Given request:
Reproduce the listing below word for word, with no pictures.

=== Information supplied ===

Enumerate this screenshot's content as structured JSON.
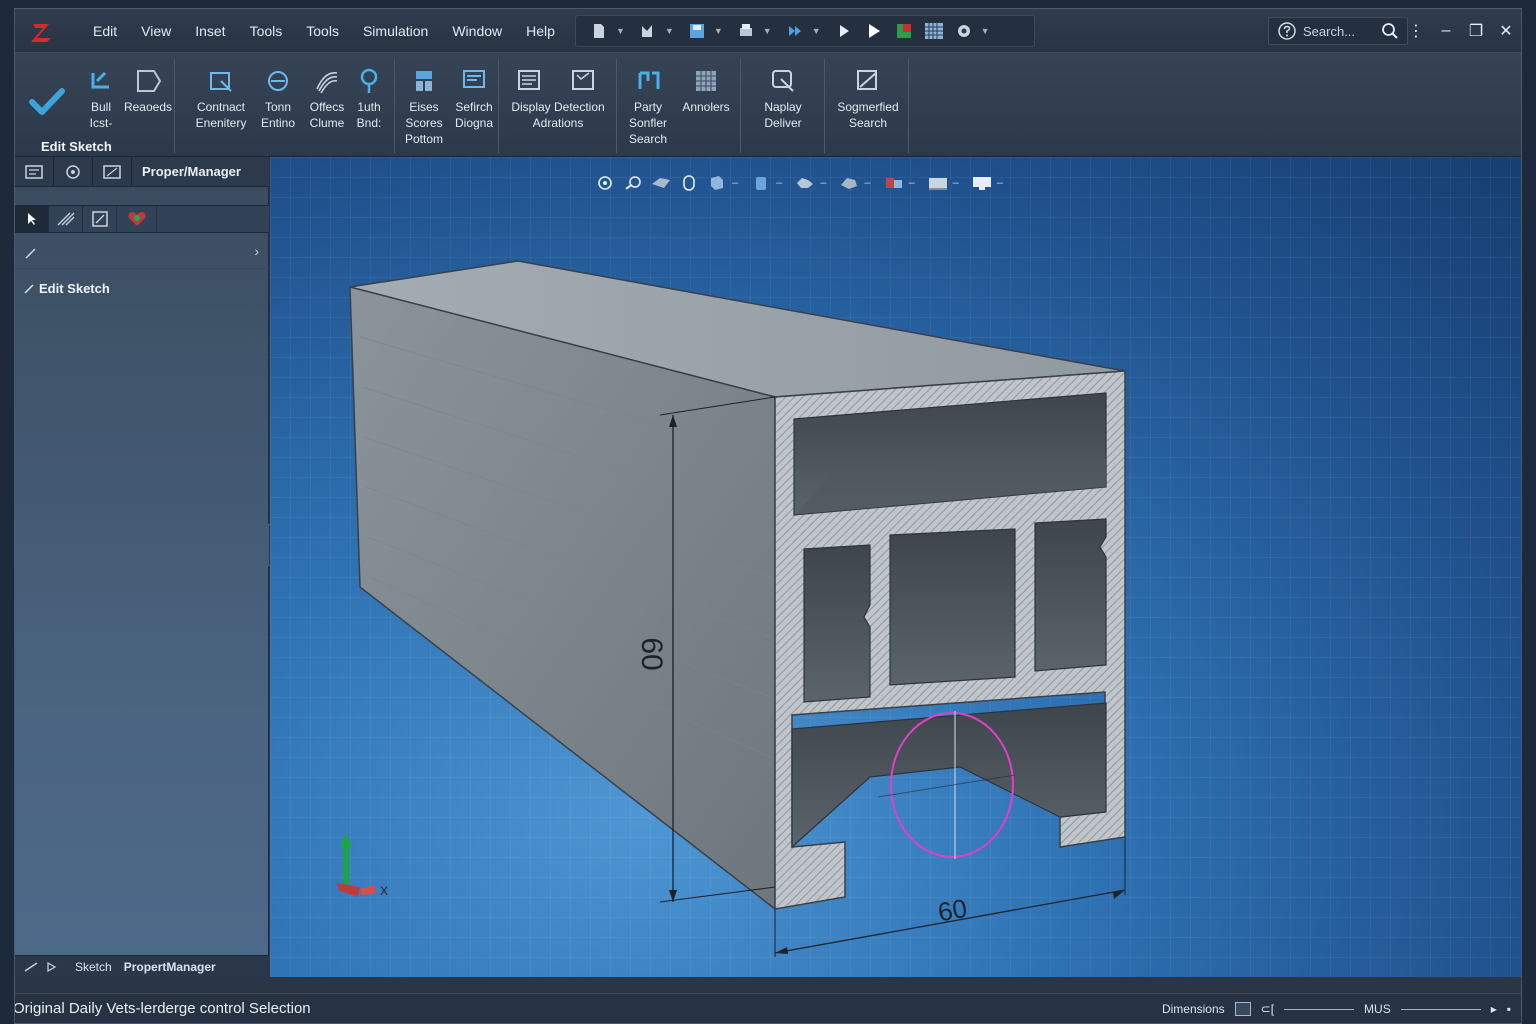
{
  "menu": {
    "items": [
      "Edit",
      "View",
      "Inset",
      "Tools",
      "Tools",
      "Simulation",
      "Window",
      "Help"
    ]
  },
  "search": {
    "placeholder": "Search..."
  },
  "ribbon": {
    "edit_sketch_label": "Edit Sketch",
    "buttons": [
      {
        "label": "Bull\nIcst-"
      },
      {
        "label": "Reaoeds"
      },
      {
        "label": "Contnact\nEnenitery"
      },
      {
        "label": "Tonn\nEntino"
      },
      {
        "label": "Offecs\nClume"
      },
      {
        "label": "1uth\nBnd:"
      },
      {
        "label": "Eises\nScores\nPottom"
      },
      {
        "label": "Sefirch\nDiogna"
      },
      {
        "label": "Display Detection\nAdrations"
      },
      {
        "label": "Party\nSonfler\nSearch"
      },
      {
        "label": "Annolers"
      },
      {
        "label": "Naplay\nDeliver"
      },
      {
        "label": "Sogmerfied\nSearch"
      }
    ]
  },
  "left_panel": {
    "title": "Proper/Manager",
    "edit_sketch": "Edit Sketch",
    "bottom_tab1": "Sketch",
    "bottom_tab2": "PropertManager"
  },
  "viewport": {
    "dim_height": "60",
    "dim_width": "60",
    "axis_x": "X"
  },
  "status": {
    "left": "Original Daily Vets-lerderge control Selection",
    "dimensions": "Dimensions",
    "units": "MUS"
  },
  "colors": {
    "accent": "#2d7fc4",
    "check": "#3ea3d8",
    "sketch_circle": "#e040c8"
  }
}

===

Final answer:
Enumerate this screenshot's content as structured JSON.
{
  "menu": {
    "items": [
      "Edit",
      "View",
      "Inset",
      "Tools",
      "Tools",
      "Simulation",
      "Window",
      "Help"
    ]
  },
  "search": {
    "placeholder": "Search..."
  },
  "ribbon": {
    "edit_sketch_label": "Edit Sketch",
    "buttons": [
      {
        "label": "Bull\nIcst-"
      },
      {
        "label": "Reaoeds"
      },
      {
        "label": "Contnact\nEnenitery"
      },
      {
        "label": "Tonn\nEntino"
      },
      {
        "label": "Offecs\nClume"
      },
      {
        "label": "1uth\nBnd:"
      },
      {
        "label": "Eises\nScores\nPottom"
      },
      {
        "label": "Sefirch\nDiogna"
      },
      {
        "label": "Display Detection\nAdrations"
      },
      {
        "label": "Party\nSonfler\nSearch"
      },
      {
        "label": "Annolers"
      },
      {
        "label": "Naplay\nDeliver"
      },
      {
        "label": "Sogmerfied\nSearch"
      }
    ]
  },
  "left_panel": {
    "title": "Proper/Manager",
    "edit_sketch": "Edit Sketch",
    "bottom_tab1": "Sketch",
    "bottom_tab2": "PropertManager"
  },
  "viewport": {
    "dim_height": "60",
    "dim_width": "60",
    "axis_x": "X"
  },
  "status": {
    "left": "Original Daily Vets-lerderge control Selection",
    "dimensions": "Dimensions",
    "units": "MUS"
  },
  "colors": {
    "accent": "#2d7fc4",
    "check": "#3ea3d8",
    "sketch_circle": "#e040c8"
  }
}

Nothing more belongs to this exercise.